— Begin RECORDS SHOWN —

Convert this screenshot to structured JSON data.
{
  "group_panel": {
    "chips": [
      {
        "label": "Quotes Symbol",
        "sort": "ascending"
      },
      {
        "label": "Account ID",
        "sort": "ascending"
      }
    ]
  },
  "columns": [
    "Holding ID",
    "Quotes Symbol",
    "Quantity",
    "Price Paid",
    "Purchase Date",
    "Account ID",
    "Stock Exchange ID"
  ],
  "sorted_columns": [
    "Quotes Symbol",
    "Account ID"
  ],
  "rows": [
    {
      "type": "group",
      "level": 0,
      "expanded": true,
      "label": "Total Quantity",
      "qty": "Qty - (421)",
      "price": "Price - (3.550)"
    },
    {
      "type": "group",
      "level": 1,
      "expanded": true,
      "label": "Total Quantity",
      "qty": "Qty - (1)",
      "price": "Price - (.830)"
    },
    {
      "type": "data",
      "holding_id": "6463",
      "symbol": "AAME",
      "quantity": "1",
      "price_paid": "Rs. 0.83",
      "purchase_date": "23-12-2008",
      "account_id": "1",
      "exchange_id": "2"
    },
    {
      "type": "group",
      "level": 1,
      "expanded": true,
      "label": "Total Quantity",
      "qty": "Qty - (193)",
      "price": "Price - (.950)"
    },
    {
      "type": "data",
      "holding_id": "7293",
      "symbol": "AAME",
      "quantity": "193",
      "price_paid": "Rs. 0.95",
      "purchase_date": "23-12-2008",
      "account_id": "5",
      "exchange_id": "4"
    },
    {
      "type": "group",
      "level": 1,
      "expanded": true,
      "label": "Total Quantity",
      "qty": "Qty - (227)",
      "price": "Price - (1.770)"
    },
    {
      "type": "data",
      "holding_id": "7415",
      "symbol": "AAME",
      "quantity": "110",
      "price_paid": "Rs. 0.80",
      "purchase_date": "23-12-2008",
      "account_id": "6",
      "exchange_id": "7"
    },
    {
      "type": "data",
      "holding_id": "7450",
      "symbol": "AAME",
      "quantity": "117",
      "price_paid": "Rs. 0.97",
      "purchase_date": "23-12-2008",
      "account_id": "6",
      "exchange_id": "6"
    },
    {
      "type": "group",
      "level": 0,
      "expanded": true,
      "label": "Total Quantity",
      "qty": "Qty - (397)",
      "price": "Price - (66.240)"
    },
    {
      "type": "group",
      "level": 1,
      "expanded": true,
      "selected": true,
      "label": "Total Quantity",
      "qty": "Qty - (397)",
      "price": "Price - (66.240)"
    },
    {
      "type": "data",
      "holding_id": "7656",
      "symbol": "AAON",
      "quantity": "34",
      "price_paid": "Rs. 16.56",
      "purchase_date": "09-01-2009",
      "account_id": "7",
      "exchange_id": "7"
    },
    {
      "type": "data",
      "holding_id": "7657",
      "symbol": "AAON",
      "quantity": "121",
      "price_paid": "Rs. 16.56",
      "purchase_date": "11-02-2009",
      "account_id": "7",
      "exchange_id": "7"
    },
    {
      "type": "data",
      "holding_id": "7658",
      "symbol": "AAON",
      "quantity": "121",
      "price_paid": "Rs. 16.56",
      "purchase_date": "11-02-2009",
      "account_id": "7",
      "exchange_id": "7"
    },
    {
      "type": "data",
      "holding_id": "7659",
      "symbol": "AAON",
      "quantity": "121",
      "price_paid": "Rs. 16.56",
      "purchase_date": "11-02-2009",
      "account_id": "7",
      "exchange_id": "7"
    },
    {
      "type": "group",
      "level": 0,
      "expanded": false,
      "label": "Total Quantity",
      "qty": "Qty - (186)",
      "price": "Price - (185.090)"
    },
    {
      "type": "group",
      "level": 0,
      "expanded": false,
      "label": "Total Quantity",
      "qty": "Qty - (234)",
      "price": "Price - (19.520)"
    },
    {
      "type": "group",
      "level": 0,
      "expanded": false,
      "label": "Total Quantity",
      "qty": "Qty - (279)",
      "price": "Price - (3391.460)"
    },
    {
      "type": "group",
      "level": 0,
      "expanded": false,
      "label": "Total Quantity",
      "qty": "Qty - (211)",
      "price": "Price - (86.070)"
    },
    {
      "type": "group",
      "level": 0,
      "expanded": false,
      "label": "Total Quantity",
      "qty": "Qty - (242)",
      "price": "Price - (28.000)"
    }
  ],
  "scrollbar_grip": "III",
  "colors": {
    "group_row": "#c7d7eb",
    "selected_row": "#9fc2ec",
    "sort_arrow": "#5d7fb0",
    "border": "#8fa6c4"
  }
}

— End RECORDS SHOWN —
— Begin RECORDS SHOWN —

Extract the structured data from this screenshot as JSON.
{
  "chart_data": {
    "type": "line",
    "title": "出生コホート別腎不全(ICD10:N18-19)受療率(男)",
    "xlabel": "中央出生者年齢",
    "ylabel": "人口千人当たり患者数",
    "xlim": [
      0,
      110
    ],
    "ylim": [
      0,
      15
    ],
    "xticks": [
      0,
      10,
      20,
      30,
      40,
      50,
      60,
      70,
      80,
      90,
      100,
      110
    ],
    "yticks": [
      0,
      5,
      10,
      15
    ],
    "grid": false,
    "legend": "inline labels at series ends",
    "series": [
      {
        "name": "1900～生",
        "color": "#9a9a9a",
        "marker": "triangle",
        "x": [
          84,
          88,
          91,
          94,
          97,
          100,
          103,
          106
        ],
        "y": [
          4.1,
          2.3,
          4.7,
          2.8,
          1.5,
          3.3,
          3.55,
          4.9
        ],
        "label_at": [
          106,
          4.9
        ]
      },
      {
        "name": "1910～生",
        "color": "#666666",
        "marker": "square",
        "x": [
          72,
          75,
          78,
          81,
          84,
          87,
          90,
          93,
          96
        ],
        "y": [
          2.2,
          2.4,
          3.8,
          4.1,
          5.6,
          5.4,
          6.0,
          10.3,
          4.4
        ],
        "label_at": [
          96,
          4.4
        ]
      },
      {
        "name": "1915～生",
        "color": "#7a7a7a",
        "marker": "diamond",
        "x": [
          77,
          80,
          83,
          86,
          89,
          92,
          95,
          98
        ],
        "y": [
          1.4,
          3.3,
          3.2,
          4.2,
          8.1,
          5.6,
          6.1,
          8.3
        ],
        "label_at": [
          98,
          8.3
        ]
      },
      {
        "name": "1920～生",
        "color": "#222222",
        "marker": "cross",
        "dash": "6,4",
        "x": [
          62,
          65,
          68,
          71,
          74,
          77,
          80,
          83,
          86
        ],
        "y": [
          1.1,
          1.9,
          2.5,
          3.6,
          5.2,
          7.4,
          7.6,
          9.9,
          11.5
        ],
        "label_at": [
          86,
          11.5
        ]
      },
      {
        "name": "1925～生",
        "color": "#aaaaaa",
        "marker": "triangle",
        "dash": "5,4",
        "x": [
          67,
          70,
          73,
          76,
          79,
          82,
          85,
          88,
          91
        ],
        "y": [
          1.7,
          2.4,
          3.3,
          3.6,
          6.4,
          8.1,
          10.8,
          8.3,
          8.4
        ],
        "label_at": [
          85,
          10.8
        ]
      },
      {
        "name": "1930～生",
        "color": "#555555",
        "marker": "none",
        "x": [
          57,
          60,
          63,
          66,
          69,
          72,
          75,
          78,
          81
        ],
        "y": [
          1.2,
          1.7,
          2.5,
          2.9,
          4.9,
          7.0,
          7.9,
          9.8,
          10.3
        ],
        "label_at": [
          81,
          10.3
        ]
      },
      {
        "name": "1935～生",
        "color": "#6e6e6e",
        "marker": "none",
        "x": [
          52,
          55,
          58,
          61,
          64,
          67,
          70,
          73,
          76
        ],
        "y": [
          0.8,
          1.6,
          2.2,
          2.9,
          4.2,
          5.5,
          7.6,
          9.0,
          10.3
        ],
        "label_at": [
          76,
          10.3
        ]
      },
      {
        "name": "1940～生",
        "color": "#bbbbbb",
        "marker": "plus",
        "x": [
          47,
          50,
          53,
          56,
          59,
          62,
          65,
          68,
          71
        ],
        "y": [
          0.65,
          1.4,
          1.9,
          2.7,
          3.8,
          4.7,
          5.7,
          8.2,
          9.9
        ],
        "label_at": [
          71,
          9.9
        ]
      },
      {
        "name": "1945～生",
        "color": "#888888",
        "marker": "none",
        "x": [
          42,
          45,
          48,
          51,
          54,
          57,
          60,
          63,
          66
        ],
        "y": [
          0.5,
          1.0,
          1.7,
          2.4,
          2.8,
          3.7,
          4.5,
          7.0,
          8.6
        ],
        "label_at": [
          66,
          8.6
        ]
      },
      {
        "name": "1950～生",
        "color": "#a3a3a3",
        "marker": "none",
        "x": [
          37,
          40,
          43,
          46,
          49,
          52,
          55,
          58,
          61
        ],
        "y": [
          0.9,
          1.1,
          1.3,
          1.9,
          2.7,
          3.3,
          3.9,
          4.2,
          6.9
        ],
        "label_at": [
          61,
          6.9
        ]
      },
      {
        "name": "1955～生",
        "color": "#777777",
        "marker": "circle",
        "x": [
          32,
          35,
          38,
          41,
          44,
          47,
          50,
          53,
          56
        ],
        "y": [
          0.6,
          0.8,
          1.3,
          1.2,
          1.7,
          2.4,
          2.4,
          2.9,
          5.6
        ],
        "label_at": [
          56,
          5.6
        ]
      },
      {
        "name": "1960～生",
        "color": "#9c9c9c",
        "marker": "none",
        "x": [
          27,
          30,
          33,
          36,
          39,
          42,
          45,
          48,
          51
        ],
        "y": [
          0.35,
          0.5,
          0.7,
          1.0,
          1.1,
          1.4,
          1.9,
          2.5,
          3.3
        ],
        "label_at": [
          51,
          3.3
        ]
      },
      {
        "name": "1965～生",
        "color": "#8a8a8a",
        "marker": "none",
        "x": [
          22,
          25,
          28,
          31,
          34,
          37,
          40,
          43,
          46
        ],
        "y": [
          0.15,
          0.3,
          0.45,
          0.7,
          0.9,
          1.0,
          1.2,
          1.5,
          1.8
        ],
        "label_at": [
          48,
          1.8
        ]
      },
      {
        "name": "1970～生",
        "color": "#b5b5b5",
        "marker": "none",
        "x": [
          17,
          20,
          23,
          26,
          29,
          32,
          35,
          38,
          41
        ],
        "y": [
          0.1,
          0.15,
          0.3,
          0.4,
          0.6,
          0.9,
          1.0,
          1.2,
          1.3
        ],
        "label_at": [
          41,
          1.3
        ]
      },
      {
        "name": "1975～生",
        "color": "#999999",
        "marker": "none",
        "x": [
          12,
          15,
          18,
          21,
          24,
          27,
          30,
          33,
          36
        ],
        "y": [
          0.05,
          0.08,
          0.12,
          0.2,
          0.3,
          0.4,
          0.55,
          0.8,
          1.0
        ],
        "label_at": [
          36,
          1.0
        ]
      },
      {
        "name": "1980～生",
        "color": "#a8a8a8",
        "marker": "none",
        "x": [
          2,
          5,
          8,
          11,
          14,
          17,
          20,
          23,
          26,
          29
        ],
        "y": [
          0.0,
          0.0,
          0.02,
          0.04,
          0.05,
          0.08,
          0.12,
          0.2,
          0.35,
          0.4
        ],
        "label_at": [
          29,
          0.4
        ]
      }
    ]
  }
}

— End RECORDS SHOWN —

* SET PROBLEM *
Show every line that contains the word "screenshot".

* ANSWER TO THE TASK *
Convert this screenshot to structured JSON data.
Extract the structured data from this screenshot as JSON.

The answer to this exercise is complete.